[Items from a dataset]
........

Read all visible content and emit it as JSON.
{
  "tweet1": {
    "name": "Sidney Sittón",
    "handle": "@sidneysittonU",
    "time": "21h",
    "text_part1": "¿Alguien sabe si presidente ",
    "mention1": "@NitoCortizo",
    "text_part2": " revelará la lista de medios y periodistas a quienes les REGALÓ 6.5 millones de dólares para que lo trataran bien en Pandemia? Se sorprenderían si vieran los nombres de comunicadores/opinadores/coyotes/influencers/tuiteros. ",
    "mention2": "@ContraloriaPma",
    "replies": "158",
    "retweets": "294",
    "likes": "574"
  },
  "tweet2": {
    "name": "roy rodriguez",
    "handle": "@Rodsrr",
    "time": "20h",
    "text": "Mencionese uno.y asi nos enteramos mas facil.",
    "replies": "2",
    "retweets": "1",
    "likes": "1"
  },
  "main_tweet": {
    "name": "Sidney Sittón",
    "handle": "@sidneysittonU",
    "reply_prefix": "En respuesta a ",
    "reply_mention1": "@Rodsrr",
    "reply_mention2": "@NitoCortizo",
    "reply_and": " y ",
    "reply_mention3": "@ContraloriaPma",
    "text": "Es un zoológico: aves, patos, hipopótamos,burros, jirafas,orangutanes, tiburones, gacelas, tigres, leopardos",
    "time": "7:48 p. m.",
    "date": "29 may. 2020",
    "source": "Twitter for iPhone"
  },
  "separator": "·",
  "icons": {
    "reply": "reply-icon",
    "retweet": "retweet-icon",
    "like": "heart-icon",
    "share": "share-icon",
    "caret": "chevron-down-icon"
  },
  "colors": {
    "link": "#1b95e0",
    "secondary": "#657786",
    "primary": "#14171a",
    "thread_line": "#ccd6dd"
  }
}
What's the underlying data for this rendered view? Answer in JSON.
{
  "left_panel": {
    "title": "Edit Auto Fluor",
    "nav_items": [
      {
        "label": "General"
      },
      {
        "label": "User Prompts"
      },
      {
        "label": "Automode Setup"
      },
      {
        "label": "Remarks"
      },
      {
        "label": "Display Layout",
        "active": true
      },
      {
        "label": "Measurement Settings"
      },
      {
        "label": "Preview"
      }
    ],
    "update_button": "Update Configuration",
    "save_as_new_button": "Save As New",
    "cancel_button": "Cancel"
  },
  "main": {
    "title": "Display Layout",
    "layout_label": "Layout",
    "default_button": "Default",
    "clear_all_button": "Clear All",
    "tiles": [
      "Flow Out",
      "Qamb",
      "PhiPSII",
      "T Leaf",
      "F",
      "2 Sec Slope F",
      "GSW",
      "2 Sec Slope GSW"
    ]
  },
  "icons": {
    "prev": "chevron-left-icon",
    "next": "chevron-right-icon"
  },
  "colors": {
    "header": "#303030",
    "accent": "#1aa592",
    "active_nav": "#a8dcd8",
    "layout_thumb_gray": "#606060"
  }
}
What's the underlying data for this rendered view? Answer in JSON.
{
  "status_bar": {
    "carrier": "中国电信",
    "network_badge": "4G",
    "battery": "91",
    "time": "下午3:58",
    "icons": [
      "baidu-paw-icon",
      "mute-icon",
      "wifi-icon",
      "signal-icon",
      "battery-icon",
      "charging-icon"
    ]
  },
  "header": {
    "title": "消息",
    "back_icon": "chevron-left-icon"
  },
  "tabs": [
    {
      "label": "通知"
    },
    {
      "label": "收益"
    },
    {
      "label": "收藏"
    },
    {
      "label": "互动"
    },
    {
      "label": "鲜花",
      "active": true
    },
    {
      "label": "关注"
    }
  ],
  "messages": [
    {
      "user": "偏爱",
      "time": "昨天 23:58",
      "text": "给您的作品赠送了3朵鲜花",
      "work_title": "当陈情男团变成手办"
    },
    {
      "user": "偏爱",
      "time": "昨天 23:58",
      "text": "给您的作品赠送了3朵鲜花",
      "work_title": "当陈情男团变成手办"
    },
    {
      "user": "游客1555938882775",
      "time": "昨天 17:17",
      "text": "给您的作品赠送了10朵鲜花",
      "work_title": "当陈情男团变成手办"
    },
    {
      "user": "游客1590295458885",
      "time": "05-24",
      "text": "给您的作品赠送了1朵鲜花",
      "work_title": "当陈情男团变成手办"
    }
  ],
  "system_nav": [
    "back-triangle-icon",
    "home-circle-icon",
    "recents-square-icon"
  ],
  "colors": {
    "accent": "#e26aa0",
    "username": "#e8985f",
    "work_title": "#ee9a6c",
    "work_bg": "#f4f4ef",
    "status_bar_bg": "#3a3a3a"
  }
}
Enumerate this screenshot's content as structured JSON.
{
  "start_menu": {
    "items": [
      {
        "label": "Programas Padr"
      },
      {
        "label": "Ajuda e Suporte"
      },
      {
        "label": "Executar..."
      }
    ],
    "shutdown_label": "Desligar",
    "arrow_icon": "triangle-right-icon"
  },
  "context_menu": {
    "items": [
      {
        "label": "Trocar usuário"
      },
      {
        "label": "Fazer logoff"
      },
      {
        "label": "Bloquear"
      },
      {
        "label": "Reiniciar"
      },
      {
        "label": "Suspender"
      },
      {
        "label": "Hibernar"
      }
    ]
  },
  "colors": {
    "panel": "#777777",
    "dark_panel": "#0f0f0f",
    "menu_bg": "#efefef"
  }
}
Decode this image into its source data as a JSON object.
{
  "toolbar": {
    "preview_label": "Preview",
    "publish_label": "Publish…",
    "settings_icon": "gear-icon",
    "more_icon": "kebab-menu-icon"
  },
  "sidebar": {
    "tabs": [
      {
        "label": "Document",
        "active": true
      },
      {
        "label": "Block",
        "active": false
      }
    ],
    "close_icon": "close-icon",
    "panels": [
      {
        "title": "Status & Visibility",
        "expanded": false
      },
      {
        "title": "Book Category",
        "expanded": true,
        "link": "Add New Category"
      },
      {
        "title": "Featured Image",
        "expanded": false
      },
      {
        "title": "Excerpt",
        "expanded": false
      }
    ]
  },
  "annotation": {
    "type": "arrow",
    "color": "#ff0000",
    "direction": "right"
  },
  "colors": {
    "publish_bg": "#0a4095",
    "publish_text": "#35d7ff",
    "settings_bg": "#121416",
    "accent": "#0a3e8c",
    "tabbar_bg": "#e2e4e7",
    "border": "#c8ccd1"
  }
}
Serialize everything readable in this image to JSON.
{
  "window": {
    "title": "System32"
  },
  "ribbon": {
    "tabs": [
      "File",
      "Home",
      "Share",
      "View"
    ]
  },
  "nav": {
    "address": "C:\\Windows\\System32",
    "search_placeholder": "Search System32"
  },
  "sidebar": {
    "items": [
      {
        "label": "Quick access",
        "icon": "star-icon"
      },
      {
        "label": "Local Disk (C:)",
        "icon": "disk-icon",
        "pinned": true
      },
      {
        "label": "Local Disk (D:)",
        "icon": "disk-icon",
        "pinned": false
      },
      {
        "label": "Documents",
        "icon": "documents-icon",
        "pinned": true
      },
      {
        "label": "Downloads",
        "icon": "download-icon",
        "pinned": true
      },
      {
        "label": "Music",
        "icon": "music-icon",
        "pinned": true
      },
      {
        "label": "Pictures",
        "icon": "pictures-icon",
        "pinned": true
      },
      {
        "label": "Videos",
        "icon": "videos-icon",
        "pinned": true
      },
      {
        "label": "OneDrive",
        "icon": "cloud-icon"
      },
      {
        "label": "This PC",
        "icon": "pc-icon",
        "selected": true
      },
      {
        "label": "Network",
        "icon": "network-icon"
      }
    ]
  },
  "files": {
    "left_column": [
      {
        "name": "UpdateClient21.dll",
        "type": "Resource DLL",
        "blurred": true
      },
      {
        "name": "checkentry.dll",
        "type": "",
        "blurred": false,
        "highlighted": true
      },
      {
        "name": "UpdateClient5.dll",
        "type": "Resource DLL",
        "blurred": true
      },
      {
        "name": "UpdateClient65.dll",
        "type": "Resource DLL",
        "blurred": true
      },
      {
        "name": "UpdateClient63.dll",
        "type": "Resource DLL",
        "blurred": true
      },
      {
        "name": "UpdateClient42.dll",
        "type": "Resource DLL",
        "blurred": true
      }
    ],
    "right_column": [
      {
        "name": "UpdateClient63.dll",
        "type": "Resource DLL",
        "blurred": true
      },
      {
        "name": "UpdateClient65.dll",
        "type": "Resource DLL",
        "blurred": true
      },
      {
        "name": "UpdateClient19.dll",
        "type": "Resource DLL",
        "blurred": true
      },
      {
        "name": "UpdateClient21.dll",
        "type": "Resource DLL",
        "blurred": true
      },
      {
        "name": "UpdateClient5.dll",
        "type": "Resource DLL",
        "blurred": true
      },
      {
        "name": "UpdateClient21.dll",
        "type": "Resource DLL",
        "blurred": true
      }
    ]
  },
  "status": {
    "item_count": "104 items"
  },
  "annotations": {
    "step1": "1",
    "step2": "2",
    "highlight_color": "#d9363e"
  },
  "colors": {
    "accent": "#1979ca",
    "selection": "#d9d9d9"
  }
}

........

* [Description of the task]
Collect every line above that contains the word "content".

* [Solution to the exercise]
Read all visible content and emit it as JSON.
Enumerate this screenshot's content as structured JSON.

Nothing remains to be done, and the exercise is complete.